**** Excerpted records ****

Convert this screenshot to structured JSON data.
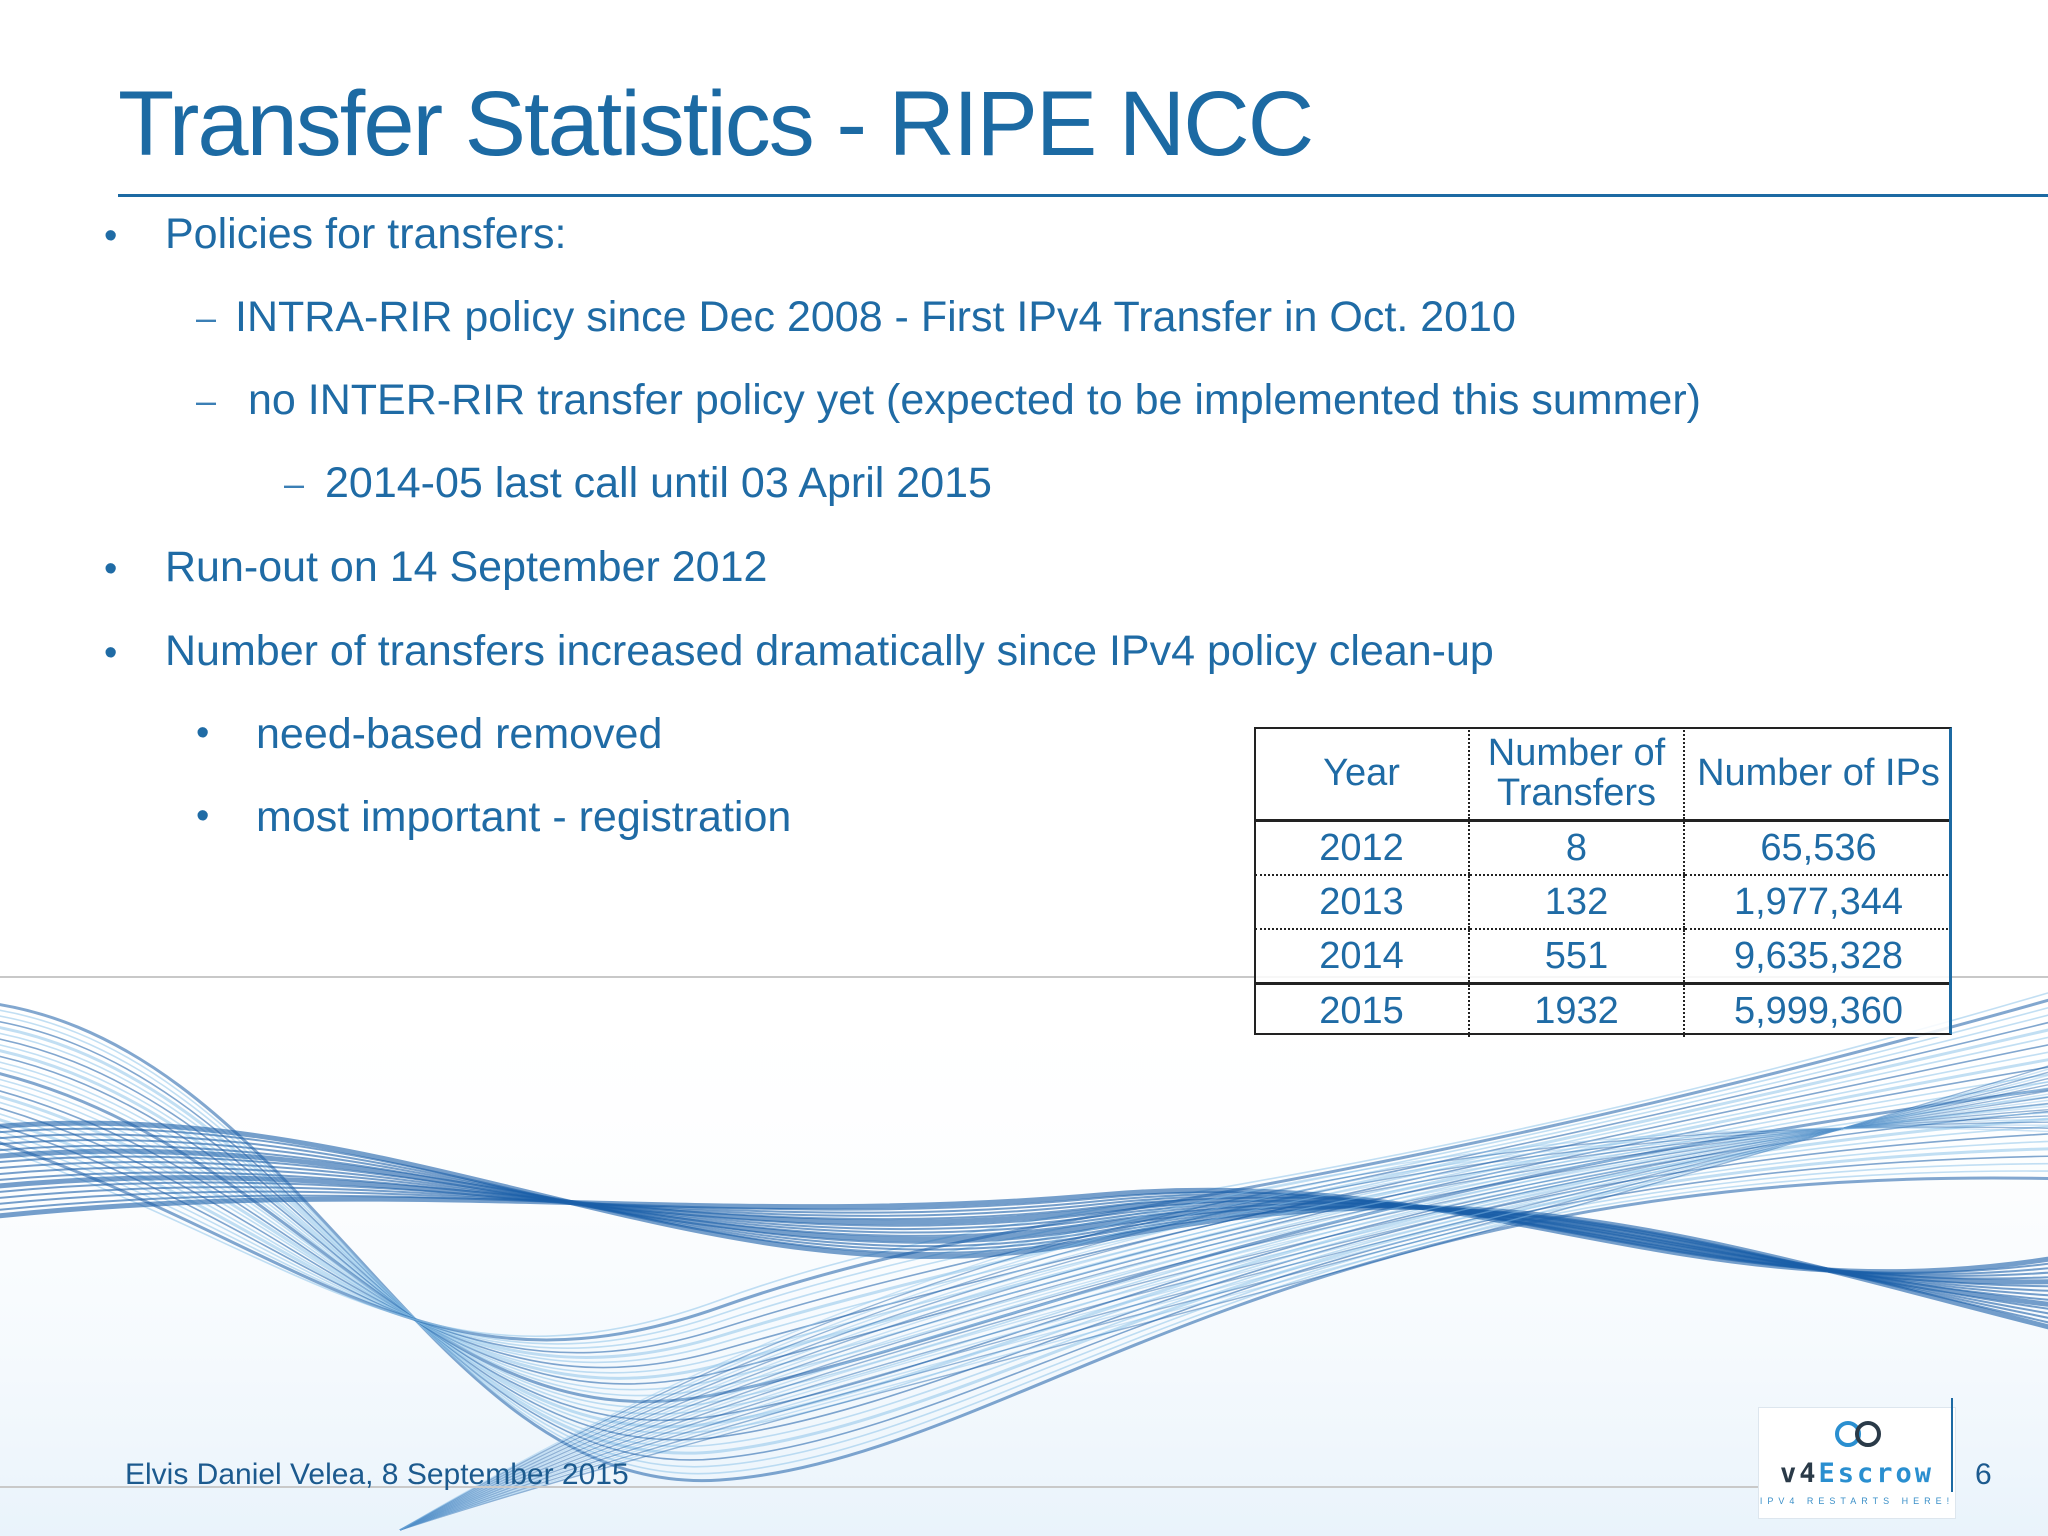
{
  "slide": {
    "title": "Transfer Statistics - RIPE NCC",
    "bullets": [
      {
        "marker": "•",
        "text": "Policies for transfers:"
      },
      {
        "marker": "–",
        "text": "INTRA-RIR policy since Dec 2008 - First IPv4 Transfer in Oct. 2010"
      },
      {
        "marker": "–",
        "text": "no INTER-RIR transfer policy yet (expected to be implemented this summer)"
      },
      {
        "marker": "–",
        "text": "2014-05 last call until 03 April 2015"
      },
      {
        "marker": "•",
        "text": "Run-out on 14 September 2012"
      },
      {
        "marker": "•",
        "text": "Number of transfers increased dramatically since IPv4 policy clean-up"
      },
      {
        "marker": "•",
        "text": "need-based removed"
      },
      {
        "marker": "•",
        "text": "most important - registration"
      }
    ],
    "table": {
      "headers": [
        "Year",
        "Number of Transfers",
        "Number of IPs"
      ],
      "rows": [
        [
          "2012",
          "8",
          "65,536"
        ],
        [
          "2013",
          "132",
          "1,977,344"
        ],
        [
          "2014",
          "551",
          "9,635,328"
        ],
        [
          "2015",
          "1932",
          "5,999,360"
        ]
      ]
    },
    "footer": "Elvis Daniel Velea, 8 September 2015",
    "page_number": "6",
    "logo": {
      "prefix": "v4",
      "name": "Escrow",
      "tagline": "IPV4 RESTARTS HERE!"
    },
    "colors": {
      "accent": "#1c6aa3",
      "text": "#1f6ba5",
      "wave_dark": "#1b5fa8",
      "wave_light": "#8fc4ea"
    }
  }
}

****

Out of the records, collect only those lines that contain the string "this".

● Task result
Convert this screenshot to structured JSON data.
        "text": "no INTER-RIR transfer policy yet (expected to be implemented this summer)"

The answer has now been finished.